◆ What this task involves ◆
Present each line of the entries below that holds the word "bylų".

Start of Data provided

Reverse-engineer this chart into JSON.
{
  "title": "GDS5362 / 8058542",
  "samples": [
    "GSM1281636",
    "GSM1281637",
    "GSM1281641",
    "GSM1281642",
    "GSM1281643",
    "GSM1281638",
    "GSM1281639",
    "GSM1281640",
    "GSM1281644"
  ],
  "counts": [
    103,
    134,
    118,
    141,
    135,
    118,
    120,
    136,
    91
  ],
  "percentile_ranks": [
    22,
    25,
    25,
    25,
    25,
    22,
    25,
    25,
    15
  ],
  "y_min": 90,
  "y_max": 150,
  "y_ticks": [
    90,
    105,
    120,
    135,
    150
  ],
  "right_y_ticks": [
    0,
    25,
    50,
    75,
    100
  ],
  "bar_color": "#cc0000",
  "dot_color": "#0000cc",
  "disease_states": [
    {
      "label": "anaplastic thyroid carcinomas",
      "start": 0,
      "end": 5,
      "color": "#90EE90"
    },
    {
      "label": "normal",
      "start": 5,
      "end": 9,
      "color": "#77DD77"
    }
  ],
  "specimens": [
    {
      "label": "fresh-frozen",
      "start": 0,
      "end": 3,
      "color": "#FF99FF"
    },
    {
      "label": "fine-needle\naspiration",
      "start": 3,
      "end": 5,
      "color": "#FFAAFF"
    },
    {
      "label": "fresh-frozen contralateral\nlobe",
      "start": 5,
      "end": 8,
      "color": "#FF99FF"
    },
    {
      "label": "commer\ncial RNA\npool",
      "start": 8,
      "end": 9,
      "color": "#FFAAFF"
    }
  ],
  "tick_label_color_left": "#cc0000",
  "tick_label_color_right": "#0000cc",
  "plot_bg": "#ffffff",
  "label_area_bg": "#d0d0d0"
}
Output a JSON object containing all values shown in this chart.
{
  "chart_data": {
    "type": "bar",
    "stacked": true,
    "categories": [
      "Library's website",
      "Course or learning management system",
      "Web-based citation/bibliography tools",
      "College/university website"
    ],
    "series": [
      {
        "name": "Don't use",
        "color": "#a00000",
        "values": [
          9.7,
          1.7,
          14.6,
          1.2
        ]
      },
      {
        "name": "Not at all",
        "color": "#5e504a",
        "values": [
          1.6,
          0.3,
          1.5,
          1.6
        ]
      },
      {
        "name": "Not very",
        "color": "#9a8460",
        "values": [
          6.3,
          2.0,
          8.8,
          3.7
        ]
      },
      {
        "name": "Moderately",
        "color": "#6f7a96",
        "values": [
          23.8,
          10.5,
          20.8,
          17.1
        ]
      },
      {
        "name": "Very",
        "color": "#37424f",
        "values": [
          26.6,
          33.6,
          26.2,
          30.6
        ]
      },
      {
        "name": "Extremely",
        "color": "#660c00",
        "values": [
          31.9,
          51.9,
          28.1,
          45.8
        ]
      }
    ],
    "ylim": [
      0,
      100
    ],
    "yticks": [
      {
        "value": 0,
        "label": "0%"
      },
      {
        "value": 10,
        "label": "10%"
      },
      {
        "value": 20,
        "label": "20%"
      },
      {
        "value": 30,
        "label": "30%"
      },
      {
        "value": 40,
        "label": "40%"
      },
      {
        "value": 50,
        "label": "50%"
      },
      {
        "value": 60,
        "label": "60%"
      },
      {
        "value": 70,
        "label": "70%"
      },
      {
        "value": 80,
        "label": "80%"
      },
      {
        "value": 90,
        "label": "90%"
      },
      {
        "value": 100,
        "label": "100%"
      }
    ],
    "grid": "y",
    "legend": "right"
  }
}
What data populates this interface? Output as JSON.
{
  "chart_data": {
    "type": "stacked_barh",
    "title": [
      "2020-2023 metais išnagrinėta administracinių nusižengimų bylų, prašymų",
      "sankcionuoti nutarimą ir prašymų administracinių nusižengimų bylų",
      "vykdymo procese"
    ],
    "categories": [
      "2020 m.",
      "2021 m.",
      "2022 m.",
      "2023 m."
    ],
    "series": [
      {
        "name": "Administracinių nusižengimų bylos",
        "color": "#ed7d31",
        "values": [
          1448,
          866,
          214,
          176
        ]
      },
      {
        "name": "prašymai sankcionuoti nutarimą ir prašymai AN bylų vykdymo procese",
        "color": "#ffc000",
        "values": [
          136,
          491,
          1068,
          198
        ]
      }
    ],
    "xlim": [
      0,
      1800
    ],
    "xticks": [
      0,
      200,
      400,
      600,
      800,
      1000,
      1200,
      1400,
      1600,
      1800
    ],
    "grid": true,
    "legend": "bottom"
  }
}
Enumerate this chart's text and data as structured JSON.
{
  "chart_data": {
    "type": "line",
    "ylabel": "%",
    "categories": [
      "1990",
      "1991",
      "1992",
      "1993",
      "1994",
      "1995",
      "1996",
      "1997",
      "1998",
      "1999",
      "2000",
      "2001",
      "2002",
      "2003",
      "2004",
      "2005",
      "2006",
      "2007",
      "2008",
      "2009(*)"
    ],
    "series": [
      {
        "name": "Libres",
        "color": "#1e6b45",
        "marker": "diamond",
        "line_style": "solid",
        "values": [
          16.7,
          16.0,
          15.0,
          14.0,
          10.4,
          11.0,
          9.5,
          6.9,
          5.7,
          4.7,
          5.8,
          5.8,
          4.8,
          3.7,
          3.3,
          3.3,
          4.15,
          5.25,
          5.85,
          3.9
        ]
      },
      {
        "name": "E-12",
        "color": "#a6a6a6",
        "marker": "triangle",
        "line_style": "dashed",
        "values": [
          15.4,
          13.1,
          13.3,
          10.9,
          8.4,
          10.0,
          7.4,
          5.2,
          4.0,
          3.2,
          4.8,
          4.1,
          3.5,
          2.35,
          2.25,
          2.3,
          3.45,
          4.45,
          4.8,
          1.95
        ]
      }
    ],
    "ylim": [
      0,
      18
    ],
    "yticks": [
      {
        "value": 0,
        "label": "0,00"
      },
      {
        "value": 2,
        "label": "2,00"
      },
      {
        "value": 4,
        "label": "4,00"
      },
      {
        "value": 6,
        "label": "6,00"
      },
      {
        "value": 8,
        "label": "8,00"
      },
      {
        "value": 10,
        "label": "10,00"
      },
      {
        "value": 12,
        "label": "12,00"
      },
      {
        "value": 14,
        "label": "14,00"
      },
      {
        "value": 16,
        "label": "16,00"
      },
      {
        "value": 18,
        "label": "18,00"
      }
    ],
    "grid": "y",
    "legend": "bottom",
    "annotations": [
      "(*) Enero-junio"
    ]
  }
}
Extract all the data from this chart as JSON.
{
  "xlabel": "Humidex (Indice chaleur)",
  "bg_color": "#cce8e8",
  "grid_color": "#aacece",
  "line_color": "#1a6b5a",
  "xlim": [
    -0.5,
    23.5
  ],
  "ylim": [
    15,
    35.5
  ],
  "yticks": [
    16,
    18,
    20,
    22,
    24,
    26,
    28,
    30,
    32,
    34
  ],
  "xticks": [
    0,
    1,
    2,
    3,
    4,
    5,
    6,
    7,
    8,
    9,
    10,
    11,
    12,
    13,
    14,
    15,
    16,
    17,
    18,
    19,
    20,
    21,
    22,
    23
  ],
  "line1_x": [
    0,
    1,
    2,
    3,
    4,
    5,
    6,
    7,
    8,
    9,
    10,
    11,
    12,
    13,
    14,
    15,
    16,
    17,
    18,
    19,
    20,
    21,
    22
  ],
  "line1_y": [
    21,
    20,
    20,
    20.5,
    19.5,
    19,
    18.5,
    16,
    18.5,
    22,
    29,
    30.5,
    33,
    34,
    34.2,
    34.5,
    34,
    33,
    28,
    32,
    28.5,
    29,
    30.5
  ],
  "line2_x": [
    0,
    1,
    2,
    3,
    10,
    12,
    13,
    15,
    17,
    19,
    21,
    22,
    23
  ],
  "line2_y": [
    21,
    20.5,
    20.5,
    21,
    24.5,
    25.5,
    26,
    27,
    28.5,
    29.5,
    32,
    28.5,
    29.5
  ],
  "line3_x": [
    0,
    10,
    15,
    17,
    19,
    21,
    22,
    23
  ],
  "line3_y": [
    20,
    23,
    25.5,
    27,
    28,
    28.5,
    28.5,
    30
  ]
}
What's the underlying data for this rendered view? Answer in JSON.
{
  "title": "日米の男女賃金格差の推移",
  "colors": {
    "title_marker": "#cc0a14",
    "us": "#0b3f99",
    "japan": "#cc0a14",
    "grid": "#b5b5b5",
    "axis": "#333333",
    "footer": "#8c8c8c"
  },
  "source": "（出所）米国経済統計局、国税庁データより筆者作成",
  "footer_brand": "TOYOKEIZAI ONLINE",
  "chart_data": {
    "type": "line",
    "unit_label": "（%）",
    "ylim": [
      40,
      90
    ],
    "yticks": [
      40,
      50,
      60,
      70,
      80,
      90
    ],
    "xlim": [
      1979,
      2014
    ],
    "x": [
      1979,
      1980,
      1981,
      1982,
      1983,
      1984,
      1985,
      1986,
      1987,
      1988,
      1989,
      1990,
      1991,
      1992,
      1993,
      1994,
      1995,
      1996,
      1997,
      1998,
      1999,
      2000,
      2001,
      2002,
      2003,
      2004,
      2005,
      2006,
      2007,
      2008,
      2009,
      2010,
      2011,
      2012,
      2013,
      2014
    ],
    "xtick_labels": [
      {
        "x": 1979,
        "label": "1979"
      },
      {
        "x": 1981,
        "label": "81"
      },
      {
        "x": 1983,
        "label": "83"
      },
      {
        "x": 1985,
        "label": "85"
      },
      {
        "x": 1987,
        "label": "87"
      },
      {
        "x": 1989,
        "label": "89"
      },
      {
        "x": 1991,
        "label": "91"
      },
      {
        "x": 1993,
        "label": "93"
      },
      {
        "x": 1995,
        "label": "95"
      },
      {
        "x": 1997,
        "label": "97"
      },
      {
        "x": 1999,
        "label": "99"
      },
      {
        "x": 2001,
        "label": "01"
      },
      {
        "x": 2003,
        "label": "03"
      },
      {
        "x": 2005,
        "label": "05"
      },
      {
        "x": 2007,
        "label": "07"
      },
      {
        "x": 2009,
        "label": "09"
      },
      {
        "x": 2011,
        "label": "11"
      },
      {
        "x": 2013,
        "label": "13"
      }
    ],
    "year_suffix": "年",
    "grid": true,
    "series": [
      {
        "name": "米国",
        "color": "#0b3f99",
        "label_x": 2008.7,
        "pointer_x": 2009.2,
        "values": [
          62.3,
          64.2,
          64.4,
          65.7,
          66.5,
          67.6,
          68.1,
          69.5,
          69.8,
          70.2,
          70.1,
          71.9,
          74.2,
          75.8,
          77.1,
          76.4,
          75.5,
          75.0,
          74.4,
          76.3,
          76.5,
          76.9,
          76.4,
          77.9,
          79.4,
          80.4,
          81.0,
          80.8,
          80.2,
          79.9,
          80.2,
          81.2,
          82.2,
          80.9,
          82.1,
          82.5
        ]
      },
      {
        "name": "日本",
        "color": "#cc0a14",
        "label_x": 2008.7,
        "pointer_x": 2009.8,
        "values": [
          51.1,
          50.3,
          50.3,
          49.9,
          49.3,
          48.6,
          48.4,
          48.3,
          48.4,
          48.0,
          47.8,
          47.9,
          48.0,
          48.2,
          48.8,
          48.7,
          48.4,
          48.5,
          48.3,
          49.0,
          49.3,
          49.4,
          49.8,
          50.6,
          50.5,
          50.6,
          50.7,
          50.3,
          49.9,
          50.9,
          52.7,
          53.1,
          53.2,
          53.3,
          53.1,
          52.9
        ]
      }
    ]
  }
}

End of Data provided

◆ Written response ◆
      "2020-2023 metais išnagrinėta administracinių nusižengimų bylų, prašymų",
      "sankcionuoti nutarimą ir prašymų administracinių nusižengimų bylų",
        "name": "prašymai sankcionuoti nutarimą ir prašymai AN bylų vykdymo procese",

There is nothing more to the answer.